> What this task involves:
Transcribe every line of the records verbatim.

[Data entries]

::::::

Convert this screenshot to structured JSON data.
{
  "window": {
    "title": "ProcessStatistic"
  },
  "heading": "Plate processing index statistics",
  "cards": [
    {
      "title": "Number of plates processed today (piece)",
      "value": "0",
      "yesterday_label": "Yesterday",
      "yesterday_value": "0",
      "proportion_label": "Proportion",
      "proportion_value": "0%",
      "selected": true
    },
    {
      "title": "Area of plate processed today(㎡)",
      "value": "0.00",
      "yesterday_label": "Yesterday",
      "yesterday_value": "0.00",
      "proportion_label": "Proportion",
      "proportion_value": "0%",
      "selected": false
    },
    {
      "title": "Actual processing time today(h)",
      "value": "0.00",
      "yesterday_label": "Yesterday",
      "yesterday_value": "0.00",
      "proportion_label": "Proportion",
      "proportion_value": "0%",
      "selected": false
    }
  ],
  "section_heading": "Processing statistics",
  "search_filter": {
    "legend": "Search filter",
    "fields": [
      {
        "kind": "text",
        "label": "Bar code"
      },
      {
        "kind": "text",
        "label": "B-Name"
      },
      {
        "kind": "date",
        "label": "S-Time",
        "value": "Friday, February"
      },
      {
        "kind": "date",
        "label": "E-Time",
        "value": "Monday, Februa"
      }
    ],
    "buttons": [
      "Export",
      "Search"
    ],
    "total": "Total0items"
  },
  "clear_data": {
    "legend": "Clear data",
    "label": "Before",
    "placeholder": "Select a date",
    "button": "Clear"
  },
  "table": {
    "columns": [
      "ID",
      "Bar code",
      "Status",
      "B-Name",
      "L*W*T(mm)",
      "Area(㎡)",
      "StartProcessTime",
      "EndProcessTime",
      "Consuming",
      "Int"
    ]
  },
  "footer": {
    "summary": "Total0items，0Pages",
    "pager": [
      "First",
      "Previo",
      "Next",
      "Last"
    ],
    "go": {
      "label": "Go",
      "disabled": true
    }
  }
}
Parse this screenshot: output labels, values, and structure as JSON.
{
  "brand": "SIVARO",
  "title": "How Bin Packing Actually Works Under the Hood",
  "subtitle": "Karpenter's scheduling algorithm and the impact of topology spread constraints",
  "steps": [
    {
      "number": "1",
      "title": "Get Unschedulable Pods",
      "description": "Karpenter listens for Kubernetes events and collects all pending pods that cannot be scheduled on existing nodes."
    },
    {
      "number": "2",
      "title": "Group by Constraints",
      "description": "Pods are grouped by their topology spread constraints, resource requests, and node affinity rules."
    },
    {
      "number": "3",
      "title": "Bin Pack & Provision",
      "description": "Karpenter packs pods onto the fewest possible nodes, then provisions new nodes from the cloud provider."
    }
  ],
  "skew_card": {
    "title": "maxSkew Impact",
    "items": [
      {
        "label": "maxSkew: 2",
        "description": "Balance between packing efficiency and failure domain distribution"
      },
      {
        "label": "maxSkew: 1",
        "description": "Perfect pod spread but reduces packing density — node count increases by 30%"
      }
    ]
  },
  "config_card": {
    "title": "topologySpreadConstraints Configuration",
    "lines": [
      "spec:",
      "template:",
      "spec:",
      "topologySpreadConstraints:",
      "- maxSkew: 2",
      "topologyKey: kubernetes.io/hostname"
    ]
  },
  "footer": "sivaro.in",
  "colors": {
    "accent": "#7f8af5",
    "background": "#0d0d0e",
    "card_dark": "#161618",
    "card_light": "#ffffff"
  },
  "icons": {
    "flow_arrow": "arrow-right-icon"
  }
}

::::::

> Reply:
Convert this screenshot to structured JSON data.
{
  "window": {
    "title": "ProcessStatistic"
  },
  "heading": "Plate processing index statistics",
  "cards": [
    {
      "title": "Number of plates processed today (piece)",
      "value": "0",
      "yesterday_label": "Yesterday",
      "yesterday_value": "0",
      "proportion_label": "Proportion",
      "proportion_value": "0%",
      "selected": true
    },
    {
      "title": "Area of plate processed today(㎡)",
      "value": "0.00",
      "yesterday_label": "Yesterday",
      "yesterday_value": "0.00",
      "proportion_label": "Proportion",
      "proportion_value": "0%",
      "selected": false
    },
    {
      "title": "Actual processing time today(h)",
      "value": "0.00",
      "yesterday_label": "Yesterday",
      "yesterday_value": "0.00",
      "proportion_label": "Proportion",
      "proportion_value": "0%",
      "selected": false
    }
  ],
  "section_heading": "Processing statistics",
  "search_filter": {
    "legend": "Search filter",
    "fields": [
      {
        "kind": "text",
        "label": "Bar code"
      },
      {
        "kind": "text",
        "label": "B-Name"
      },
      {
        "kind": "date",
        "label": "S-Time",
        "value": "Friday, February"
      },
      {
        "kind": "date",
        "label": "E-Time",
        "value": "Monday, Februa"
      }
    ],
    "buttons": [
      "Export",
      "Search"
    ],
    "total": "Total0items"
  },
  "clear_data": {
    "legend": "Clear data",
    "label": "Before",
    "placeholder": "Select a date",
    "button": "Clear"
  },
  "table": {
    "columns": [
      "ID",
      "Bar code",
      "Status",
      "B-Name",
      "L*W*T(mm)",
      "Area(㎡)",
      "StartProcessTime",
      "EndProcessTime",
      "Consuming",
      "Int"
    ]
  },
  "footer": {
    "summary": "Total0items，0Pages",
    "pager": [
      "First",
      "Previo",
      "Next",
      "Last"
    ],
    "go": {
      "label": "Go",
      "disabled": true
    }
  }
}
Parse this screenshot: output labels, values, and structure as JSON.
{
  "brand": "SIVARO",
  "title": "How Bin Packing Actually Works Under the Hood",
  "subtitle": "Karpenter's scheduling algorithm and the impact of topology spread constraints",
  "steps": [
    {
      "number": "1",
      "title": "Get Unschedulable Pods",
      "description": "Karpenter listens for Kubernetes events and collects all pending pods that cannot be scheduled on existing nodes."
    },
    {
      "number": "2",
      "title": "Group by Constraints",
      "description": "Pods are grouped by their topology spread constraints, resource requests, and node affinity rules."
    },
    {
      "number": "3",
      "title": "Bin Pack & Provision",
      "description": "Karpenter packs pods onto the fewest possible nodes, then provisions new nodes from the cloud provider."
    }
  ],
  "skew_card": {
    "title": "maxSkew Impact",
    "items": [
      {
        "label": "maxSkew: 2",
        "description": "Balance between packing efficiency and failure domain distribution"
      },
      {
        "label": "maxSkew: 1",
        "description": "Perfect pod spread but reduces packing density — node count increases by 30%"
      }
    ]
  },
  "config_card": {
    "title": "topologySpreadConstraints Configuration",
    "lines": [
      "spec:",
      "template:",
      "spec:",
      "topologySpreadConstraints:",
      "- maxSkew: 2",
      "topologyKey: kubernetes.io/hostname"
    ]
  },
  "footer": "sivaro.in",
  "colors": {
    "accent": "#7f8af5",
    "background": "#0d0d0e",
    "card_dark": "#161618",
    "card_light": "#ffffff"
  },
  "icons": {
    "flow_arrow": "arrow-right-icon"
  }
}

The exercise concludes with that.